# Problem to work on
Can you reproduce the data beneath, keeping every line exact?

··········

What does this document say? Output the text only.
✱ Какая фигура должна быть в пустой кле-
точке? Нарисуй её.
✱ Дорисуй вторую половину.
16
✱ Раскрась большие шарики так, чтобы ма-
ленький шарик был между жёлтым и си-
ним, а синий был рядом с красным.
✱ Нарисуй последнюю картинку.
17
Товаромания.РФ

··········

# Finished answer
What does this document say? Output the text only.
✱ Какая фигура должна быть в пустой кле-
точке? Нарисуй её.
✱ Дорисуй вторую половину.
16
✱ Раскрась большие шарики так, чтобы ма-
ленький шарик был между жёлтым и си-
ним, а синий был рядом с красным.
✱ Нарисуй последнюю картинку.
17
Товаромания.РФ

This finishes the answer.